#### Problem requirements:
In the post on poor Win64 support, which version of Vim do Google-sponsored projects offer as a Win64 binary?

(Passage for review)

Win64 Poorly Supported

On the one hand, 64-bit Vista and Win7 appear to run just about any 32-bit app just fine, aside from stuff too tightly wound into the system and kernel. So while you have to get 64-bit AV protection, you can run any office or browser you like. Which is a good thing, because nobody seems interested in offering a Win64 version of anything.

A few projects sponsored by Google have produced Win64 binaries, such as Vim. No, not Gvim, this is the console version. Compare this with Linux/BSD land, where just about everything you can get at all can be had in 64-bit. Opera makes a Linux 64-bit version, but can’t be bothered to do it for Windows. OpenOffice.org folks, last time I checked, whine about the SDKs being hard to get or something. I’m not really sure, but they said they weren’t really interested. Sun, who is backing OO.org, did mange to make a 64-bit Java for Windows, but can’t be bothered to do it with StarOffice, which is OO.org with extra stuff added. This is the same Sun which came out with their own 64-bit hardware and OS a long time ago.

The problem comes, of course, because Win64 has a hard time assigning default apps to open certain files if the app in question doesn’t have a 64-bit handle. Of course, lots of hardware issues also arise, since the drivers would be 64-bit, and anything hooking into hardware drivers has to have a 64-bit handle. And then, if you run an app for handling really large files, bigger than 2GB (happens these days), it requires 64-bit addressing.

I suppose we are at that stage back when Windows first came out. Getting folks to move from 16-bit to 32-bit was long in coming. Today we have tons of developers who think in 32-bit because that’s where they start. Anything 64-bit is a port from 32. Nobody is starting with 64 from scratch as a fundamental design factor. Maybe someday soon they’ll quit dragging their feet.

But what do I know? I’m just a computer user.

(End Passage for review)
(Extracted entries)

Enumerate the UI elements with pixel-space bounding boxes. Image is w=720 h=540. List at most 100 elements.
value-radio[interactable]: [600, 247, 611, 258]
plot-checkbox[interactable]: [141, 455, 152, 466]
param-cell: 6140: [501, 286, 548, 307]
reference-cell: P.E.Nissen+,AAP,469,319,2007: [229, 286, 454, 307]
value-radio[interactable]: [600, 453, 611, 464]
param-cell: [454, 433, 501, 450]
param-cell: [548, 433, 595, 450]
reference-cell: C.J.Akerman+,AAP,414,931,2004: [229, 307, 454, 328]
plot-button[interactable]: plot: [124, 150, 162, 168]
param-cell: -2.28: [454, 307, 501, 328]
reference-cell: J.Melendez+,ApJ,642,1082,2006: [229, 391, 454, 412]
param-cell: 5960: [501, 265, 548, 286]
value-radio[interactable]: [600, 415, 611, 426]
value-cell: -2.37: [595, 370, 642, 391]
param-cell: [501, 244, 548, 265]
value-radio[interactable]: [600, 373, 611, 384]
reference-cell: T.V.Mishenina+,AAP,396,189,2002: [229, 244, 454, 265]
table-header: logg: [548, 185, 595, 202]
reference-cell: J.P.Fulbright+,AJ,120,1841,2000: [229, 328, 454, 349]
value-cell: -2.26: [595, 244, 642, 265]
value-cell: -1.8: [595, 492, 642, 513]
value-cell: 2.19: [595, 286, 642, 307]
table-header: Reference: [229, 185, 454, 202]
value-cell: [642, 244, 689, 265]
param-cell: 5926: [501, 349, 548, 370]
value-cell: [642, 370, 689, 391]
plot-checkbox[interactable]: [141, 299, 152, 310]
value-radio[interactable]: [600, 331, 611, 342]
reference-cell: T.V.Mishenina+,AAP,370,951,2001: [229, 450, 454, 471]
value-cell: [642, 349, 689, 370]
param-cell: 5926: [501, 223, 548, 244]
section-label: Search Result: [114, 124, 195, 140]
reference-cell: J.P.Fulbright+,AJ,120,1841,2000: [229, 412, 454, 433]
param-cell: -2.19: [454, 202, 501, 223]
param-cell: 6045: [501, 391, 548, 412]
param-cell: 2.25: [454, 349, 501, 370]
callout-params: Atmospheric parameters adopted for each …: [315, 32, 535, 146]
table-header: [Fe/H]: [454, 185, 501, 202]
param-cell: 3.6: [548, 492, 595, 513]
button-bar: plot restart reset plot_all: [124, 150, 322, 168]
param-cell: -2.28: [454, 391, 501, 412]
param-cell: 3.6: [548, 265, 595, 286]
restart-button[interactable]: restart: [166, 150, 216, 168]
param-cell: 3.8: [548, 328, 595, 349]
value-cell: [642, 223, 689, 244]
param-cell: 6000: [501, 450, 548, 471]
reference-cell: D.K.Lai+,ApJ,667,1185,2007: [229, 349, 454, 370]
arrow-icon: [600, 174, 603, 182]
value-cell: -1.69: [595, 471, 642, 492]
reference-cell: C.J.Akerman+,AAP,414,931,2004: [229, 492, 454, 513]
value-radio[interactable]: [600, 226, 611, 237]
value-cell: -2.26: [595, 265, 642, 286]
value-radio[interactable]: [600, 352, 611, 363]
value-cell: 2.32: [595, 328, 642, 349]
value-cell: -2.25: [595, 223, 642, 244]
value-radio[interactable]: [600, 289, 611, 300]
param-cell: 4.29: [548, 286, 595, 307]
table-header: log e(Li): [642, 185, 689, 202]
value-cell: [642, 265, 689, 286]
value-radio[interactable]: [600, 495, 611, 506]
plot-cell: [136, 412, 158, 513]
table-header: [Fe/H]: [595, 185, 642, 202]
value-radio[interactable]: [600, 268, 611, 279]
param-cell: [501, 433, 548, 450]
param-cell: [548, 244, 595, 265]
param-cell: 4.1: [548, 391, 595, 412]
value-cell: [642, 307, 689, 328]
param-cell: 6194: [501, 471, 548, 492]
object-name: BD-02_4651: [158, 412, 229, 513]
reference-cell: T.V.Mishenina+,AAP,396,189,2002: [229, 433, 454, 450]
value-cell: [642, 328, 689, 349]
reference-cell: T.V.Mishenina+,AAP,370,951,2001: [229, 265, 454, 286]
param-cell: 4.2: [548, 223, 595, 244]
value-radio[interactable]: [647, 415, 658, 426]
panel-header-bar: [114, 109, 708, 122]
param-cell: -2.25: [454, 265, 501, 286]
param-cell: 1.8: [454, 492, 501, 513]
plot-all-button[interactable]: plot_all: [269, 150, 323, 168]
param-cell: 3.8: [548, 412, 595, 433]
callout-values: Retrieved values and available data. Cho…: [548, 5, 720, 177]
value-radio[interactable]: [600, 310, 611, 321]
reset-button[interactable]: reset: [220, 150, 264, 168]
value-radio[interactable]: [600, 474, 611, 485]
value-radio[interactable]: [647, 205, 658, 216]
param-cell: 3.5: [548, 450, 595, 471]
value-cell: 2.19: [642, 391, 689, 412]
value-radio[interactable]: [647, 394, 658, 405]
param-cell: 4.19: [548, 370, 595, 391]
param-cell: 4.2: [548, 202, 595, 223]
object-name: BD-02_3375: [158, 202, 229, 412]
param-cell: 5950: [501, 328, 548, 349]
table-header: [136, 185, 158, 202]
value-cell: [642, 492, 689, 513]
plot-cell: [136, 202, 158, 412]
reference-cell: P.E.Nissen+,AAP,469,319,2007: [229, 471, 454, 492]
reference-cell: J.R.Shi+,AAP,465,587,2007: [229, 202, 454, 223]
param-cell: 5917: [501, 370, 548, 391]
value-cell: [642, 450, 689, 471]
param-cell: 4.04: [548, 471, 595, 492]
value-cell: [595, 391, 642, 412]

(End Extracted entries)

#### Result below:
The console version, not Gvim.